» **Problem to work on**
Set down every line of the entries that follow without changing a single character.

» **Records supplied**
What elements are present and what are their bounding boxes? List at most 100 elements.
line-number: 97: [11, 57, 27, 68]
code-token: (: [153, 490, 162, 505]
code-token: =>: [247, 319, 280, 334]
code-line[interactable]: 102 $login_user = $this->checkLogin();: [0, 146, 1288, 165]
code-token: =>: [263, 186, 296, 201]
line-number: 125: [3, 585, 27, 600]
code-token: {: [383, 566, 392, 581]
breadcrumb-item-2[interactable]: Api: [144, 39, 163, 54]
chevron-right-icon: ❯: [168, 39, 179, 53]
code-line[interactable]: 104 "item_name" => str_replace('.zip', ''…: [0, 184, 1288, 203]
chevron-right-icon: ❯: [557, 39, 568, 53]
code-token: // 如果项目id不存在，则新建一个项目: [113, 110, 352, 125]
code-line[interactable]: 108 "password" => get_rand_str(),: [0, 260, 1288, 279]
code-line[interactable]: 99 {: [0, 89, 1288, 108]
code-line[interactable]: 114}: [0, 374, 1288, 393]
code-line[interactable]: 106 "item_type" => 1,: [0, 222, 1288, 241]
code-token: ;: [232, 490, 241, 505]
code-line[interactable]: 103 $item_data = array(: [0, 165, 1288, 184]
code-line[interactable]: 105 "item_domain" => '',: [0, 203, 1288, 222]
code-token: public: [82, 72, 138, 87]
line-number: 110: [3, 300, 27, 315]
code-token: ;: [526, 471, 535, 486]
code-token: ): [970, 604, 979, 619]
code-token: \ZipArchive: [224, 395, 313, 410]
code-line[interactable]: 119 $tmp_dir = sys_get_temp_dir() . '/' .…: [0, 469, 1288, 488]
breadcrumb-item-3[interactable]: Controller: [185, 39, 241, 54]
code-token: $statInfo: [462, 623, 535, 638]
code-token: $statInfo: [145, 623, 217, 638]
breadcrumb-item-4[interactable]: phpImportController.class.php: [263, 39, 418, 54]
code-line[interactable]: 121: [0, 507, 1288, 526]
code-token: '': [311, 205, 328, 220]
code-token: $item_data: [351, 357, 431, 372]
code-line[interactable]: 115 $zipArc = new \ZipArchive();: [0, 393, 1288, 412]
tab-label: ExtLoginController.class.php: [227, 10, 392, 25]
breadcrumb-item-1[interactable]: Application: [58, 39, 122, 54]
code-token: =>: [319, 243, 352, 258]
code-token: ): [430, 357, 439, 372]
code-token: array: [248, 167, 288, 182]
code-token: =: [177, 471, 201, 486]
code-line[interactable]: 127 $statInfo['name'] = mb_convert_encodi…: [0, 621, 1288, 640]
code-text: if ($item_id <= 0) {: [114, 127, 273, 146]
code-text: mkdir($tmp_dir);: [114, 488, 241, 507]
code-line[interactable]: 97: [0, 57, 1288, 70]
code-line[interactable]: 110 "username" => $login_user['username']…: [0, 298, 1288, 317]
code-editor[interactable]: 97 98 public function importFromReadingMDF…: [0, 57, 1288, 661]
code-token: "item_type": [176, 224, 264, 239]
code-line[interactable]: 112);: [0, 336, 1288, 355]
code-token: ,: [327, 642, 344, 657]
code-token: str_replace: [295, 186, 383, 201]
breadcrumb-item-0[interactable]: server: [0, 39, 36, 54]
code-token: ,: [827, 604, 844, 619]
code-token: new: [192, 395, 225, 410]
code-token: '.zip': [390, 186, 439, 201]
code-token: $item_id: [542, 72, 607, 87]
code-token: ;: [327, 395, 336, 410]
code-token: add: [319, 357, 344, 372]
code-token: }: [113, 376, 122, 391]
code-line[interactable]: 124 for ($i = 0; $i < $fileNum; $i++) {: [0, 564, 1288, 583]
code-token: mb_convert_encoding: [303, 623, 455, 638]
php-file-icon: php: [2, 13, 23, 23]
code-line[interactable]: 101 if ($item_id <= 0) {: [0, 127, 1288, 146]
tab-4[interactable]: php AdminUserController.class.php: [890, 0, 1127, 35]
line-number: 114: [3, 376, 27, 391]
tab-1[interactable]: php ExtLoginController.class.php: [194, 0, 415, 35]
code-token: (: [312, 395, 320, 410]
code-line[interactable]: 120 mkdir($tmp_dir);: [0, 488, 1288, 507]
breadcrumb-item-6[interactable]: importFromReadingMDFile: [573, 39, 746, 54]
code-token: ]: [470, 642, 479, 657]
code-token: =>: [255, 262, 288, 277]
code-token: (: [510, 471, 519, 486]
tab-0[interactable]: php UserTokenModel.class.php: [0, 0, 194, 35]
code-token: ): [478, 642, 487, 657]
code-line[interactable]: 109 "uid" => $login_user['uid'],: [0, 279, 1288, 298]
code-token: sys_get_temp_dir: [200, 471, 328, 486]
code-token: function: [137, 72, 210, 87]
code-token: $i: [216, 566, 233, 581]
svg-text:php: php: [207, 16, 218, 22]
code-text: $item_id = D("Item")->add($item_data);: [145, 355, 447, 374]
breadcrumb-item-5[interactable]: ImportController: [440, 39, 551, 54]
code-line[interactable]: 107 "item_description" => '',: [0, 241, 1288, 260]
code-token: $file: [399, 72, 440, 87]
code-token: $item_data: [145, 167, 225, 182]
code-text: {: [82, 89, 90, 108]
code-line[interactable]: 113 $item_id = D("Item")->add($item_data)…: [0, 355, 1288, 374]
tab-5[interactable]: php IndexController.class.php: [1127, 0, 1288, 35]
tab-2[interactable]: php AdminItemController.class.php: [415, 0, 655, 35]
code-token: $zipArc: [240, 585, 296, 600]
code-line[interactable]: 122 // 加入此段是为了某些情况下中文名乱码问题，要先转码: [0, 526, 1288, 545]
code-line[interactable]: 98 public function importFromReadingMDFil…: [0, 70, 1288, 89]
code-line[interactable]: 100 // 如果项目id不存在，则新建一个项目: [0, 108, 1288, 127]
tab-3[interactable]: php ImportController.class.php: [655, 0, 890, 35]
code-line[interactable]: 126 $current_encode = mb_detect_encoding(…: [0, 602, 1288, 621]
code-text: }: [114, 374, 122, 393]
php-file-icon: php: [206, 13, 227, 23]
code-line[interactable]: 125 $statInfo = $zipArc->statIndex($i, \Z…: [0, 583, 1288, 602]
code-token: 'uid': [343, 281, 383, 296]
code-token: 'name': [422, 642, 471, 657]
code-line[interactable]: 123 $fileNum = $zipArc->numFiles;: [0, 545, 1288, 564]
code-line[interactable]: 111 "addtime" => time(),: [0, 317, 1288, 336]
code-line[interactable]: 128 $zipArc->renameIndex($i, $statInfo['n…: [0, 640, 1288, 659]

» **Task result**
What elements are present and what are their bounding boxes? List at most 100 elements.
line-number: 97: [11, 57, 27, 68]
code-token: (: [153, 490, 162, 505]
code-token: =>: [247, 319, 280, 334]
code-line[interactable]: 102 $login_user = $this->checkLogin();: [0, 146, 1288, 165]
code-token: =>: [263, 186, 296, 201]
line-number: 125: [3, 585, 27, 600]
code-token: {: [383, 566, 392, 581]
breadcrumb-item-2[interactable]: Api: [144, 39, 163, 54]
chevron-right-icon: ❯: [168, 39, 179, 53]
code-line[interactable]: 104 "item_name" => str_replace('.zip', ''…: [0, 184, 1288, 203]
chevron-right-icon: ❯: [557, 39, 568, 53]
code-token: // 如果项目id不存在，则新建一个项目: [113, 110, 352, 125]
code-line[interactable]: 108 "password" => get_rand_str(),: [0, 260, 1288, 279]
code-line[interactable]: 99 {: [0, 89, 1288, 108]
code-line[interactable]: 114}: [0, 374, 1288, 393]
code-line[interactable]: 106 "item_type" => 1,: [0, 222, 1288, 241]
code-token: ;: [232, 490, 241, 505]
code-line[interactable]: 103 $item_data = array(: [0, 165, 1288, 184]
code-line[interactable]: 105 "item_domain" => '',: [0, 203, 1288, 222]
code-token: public: [82, 72, 138, 87]
line-number: 110: [3, 300, 27, 315]
code-token: ;: [526, 471, 535, 486]
code-token: ): [970, 604, 979, 619]
code-token: \ZipArchive: [224, 395, 313, 410]
code-line[interactable]: 119 $tmp_dir = sys_get_temp_dir() . '/' .…: [0, 469, 1288, 488]
breadcrumb-item-3[interactable]: Controller: [185, 39, 241, 54]
code-token: $statInfo: [462, 623, 535, 638]
code-token: $statInfo: [145, 623, 217, 638]
breadcrumb-item-4[interactable]: phpImportController.class.php: [263, 39, 418, 54]
code-line[interactable]: 121: [0, 507, 1288, 526]
code-token: '': [311, 205, 328, 220]
code-token: $item_data: [351, 357, 431, 372]
code-line[interactable]: 115 $zipArc = new \ZipArchive();: [0, 393, 1288, 412]
tab-label: ExtLoginController.class.php: [227, 10, 392, 25]
breadcrumb-item-1[interactable]: Application: [58, 39, 122, 54]
code-token: =>: [319, 243, 352, 258]
code-token: ): [430, 357, 439, 372]
code-token: array: [248, 167, 288, 182]
code-token: =: [177, 471, 201, 486]
code-line[interactable]: 127 $statInfo['name'] = mb_convert_encodi…: [0, 621, 1288, 640]
code-text: if ($item_id <= 0) {: [114, 127, 273, 146]
code-text: mkdir($tmp_dir);: [114, 488, 241, 507]
code-line[interactable]: 97: [0, 57, 1288, 70]
code-line[interactable]: 110 "username" => $login_user['username']…: [0, 298, 1288, 317]
code-editor[interactable]: 97 98 public function importFromReadingMDF…: [0, 57, 1288, 661]
code-token: "item_type": [176, 224, 264, 239]
code-line[interactable]: 112);: [0, 336, 1288, 355]
code-token: ,: [327, 642, 344, 657]
code-token: str_replace: [295, 186, 383, 201]
breadcrumb-item-0[interactable]: server: [0, 39, 36, 54]
code-token: ,: [827, 604, 844, 619]
code-token: new: [192, 395, 225, 410]
code-token: '.zip': [390, 186, 439, 201]
code-token: $item_id: [542, 72, 607, 87]
code-token: ;: [327, 395, 336, 410]
code-token: add: [319, 357, 344, 372]
code-token: }: [113, 376, 122, 391]
code-line[interactable]: 124 for ($i = 0; $i < $fileNum; $i++) {: [0, 564, 1288, 583]
code-token: mb_convert_encoding: [303, 623, 455, 638]
php-file-icon: php: [2, 13, 23, 23]
code-line[interactable]: 101 if ($item_id <= 0) {: [0, 127, 1288, 146]
tab-4[interactable]: php AdminUserController.class.php: [890, 0, 1127, 35]
line-number: 114: [3, 376, 27, 391]
tab-1[interactable]: php ExtLoginController.class.php: [194, 0, 415, 35]
code-token: (: [312, 395, 320, 410]
code-line[interactable]: 120 mkdir($tmp_dir);: [0, 488, 1288, 507]
breadcrumb-item-6[interactable]: importFromReadingMDFile: [573, 39, 746, 54]
code-token: ]: [470, 642, 479, 657]
code-token: =>: [255, 262, 288, 277]
code-token: (: [510, 471, 519, 486]
tab-0[interactable]: php UserTokenModel.class.php: [0, 0, 194, 35]
code-token: ): [478, 642, 487, 657]
code-line[interactable]: 109 "uid" => $login_user['uid'],: [0, 279, 1288, 298]
code-token: sys_get_temp_dir: [200, 471, 328, 486]
code-token: function: [137, 72, 210, 87]
code-token: $i: [216, 566, 233, 581]
svg-text:php: php: [207, 16, 218, 22]
code-text: $item_id = D("Item")->add($item_data);: [145, 355, 447, 374]
breadcrumb-item-5[interactable]: ImportController: [440, 39, 551, 54]
code-line[interactable]: 107 "item_description" => '',: [0, 241, 1288, 260]
code-token: $file: [399, 72, 440, 87]
code-token: $item_data: [145, 167, 225, 182]
code-text: {: [82, 89, 90, 108]
code-line[interactable]: 113 $item_id = D("Item")->add($item_data)…: [0, 355, 1288, 374]
tab-5[interactable]: php IndexController.class.php: [1127, 0, 1288, 35]
tab-2[interactable]: php AdminItemController.class.php: [415, 0, 655, 35]
code-token: $zipArc: [240, 585, 296, 600]
code-line[interactable]: 122 // 加入此段是为了某些情况下中文名乱码问题，要先转码: [0, 526, 1288, 545]
code-line[interactable]: 98 public function importFromReadingMDFil…: [0, 70, 1288, 89]
code-line[interactable]: 100 // 如果项目id不存在，则新建一个项目: [0, 108, 1288, 127]
tab-3[interactable]: php ImportController.class.php: [655, 0, 890, 35]
code-line[interactable]: 126 $current_encode = mb_detect_encoding(…: [0, 602, 1288, 621]
code-text: }: [114, 374, 122, 393]
php-file-icon: php: [206, 13, 227, 23]
code-line[interactable]: 125 $statInfo = $zipArc->statIndex($i, \Z…: [0, 583, 1288, 602]
code-token: 'uid': [343, 281, 383, 296]
code-token: 'name': [422, 642, 471, 657]
code-line[interactable]: 123 $fileNum = $zipArc->numFiles;: [0, 545, 1288, 564]
code-line[interactable]: 111 "addtime" => time(),: [0, 317, 1288, 336]
code-line[interactable]: 128 $zipArc->renameIndex($i, $statInfo['n…: [0, 640, 1288, 659]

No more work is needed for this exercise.